Entries supplied –
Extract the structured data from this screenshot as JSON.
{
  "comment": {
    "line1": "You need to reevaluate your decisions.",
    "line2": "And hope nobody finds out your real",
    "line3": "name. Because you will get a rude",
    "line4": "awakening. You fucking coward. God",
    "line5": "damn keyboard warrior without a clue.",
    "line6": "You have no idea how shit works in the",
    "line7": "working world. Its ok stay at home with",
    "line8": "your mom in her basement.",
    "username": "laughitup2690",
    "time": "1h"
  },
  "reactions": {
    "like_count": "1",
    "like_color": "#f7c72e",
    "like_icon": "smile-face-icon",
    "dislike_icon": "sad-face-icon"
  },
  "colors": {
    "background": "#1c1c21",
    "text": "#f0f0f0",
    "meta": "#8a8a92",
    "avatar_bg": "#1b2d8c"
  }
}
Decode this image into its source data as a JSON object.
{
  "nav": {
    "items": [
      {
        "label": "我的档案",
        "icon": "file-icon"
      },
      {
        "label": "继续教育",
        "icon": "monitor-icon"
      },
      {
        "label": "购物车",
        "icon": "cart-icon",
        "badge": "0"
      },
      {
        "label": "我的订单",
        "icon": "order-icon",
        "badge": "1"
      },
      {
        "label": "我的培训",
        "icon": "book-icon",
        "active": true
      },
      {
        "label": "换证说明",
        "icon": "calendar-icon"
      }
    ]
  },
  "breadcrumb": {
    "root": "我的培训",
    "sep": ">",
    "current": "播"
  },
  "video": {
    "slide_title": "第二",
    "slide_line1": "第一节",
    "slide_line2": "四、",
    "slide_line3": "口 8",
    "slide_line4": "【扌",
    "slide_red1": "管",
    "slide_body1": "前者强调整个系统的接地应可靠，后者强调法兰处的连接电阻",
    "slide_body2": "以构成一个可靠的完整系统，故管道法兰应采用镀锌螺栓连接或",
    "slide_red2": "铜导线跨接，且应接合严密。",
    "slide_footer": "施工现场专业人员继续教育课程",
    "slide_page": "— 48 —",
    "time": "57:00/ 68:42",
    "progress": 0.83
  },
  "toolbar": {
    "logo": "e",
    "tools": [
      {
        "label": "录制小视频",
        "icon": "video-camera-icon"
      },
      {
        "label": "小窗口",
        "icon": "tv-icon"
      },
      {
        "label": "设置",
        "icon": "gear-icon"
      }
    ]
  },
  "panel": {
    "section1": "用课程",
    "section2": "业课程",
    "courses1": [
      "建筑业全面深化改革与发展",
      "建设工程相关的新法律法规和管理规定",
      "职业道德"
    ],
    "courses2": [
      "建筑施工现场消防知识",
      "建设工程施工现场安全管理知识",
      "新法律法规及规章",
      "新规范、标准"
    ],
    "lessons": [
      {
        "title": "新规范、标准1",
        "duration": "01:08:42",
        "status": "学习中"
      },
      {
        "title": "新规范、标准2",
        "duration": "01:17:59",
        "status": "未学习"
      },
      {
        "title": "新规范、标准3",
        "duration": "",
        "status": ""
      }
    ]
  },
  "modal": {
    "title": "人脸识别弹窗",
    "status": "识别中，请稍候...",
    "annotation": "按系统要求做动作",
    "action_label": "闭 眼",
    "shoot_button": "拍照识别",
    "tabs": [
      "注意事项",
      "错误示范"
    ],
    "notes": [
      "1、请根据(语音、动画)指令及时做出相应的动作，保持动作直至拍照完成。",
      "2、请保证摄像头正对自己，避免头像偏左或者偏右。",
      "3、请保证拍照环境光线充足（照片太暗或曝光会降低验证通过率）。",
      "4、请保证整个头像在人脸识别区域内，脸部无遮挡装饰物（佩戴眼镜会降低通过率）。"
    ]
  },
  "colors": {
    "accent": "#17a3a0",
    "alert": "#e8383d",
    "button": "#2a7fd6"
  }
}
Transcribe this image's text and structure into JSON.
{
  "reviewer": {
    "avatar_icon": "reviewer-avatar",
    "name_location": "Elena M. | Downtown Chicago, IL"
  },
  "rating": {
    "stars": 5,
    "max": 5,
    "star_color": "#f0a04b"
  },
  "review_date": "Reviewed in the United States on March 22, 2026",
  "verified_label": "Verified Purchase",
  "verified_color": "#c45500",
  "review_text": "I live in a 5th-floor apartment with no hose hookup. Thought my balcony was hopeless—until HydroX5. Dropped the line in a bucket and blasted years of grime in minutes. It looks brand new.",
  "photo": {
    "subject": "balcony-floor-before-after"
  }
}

Work to do –
Output the listing above without altering a single character.

Output for this task –
Extract the structured data from this screenshot as JSON.
{
  "comment": {
    "line1": "You need to reevaluate your decisions.",
    "line2": "And hope nobody finds out your real",
    "line3": "name. Because you will get a rude",
    "line4": "awakening. You fucking coward. God",
    "line5": "damn keyboard warrior without a clue.",
    "line6": "You have no idea how shit works in the",
    "line7": "working world. Its ok stay at home with",
    "line8": "your mom in her basement.",
    "username": "laughitup2690",
    "time": "1h"
  },
  "reactions": {
    "like_count": "1",
    "like_color": "#f7c72e",
    "like_icon": "smile-face-icon",
    "dislike_icon": "sad-face-icon"
  },
  "colors": {
    "background": "#1c1c21",
    "text": "#f0f0f0",
    "meta": "#8a8a92",
    "avatar_bg": "#1b2d8c"
  }
}
Decode this image into its source data as a JSON object.
{
  "nav": {
    "items": [
      {
        "label": "我的档案",
        "icon": "file-icon"
      },
      {
        "label": "继续教育",
        "icon": "monitor-icon"
      },
      {
        "label": "购物车",
        "icon": "cart-icon",
        "badge": "0"
      },
      {
        "label": "我的订单",
        "icon": "order-icon",
        "badge": "1"
      },
      {
        "label": "我的培训",
        "icon": "book-icon",
        "active": true
      },
      {
        "label": "换证说明",
        "icon": "calendar-icon"
      }
    ]
  },
  "breadcrumb": {
    "root": "我的培训",
    "sep": ">",
    "current": "播"
  },
  "video": {
    "slide_title": "第二",
    "slide_line1": "第一节",
    "slide_line2": "四、",
    "slide_line3": "口 8",
    "slide_line4": "【扌",
    "slide_red1": "管",
    "slide_body1": "前者强调整个系统的接地应可靠，后者强调法兰处的连接电阻",
    "slide_body2": "以构成一个可靠的完整系统，故管道法兰应采用镀锌螺栓连接或",
    "slide_red2": "铜导线跨接，且应接合严密。",
    "slide_footer": "施工现场专业人员继续教育课程",
    "slide_page": "— 48 —",
    "time": "57:00/ 68:42",
    "progress": 0.83
  },
  "toolbar": {
    "logo": "e",
    "tools": [
      {
        "label": "录制小视频",
        "icon": "video-camera-icon"
      },
      {
        "label": "小窗口",
        "icon": "tv-icon"
      },
      {
        "label": "设置",
        "icon": "gear-icon"
      }
    ]
  },
  "panel": {
    "section1": "用课程",
    "section2": "业课程",
    "courses1": [
      "建筑业全面深化改革与发展",
      "建设工程相关的新法律法规和管理规定",
      "职业道德"
    ],
    "courses2": [
      "建筑施工现场消防知识",
      "建设工程施工现场安全管理知识",
      "新法律法规及规章",
      "新规范、标准"
    ],
    "lessons": [
      {
        "title": "新规范、标准1",
        "duration": "01:08:42",
        "status": "学习中"
      },
      {
        "title": "新规范、标准2",
        "duration": "01:17:59",
        "status": "未学习"
      },
      {
        "title": "新规范、标准3",
        "duration": "",
        "status": ""
      }
    ]
  },
  "modal": {
    "title": "人脸识别弹窗",
    "status": "识别中，请稍候...",
    "annotation": "按系统要求做动作",
    "action_label": "闭 眼",
    "shoot_button": "拍照识别",
    "tabs": [
      "注意事项",
      "错误示范"
    ],
    "notes": [
      "1、请根据(语音、动画)指令及时做出相应的动作，保持动作直至拍照完成。",
      "2、请保证摄像头正对自己，避免头像偏左或者偏右。",
      "3、请保证拍照环境光线充足（照片太暗或曝光会降低验证通过率）。",
      "4、请保证整个头像在人脸识别区域内，脸部无遮挡装饰物（佩戴眼镜会降低通过率）。"
    ]
  },
  "colors": {
    "accent": "#17a3a0",
    "alert": "#e8383d",
    "button": "#2a7fd6"
  }
}
Transcribe this image's text and structure into JSON.
{
  "reviewer": {
    "avatar_icon": "reviewer-avatar",
    "name_location": "Elena M. | Downtown Chicago, IL"
  },
  "rating": {
    "stars": 5,
    "max": 5,
    "star_color": "#f0a04b"
  },
  "review_date": "Reviewed in the United States on March 22, 2026",
  "verified_label": "Verified Purchase",
  "verified_color": "#c45500",
  "review_text": "I live in a 5th-floor apartment with no hose hookup. Thought my balcony was hopeless—until HydroX5. Dropped the line in a bucket and blasted years of grime in minutes. It looks brand new.",
  "photo": {
    "subject": "balcony-floor-before-after"
  }
}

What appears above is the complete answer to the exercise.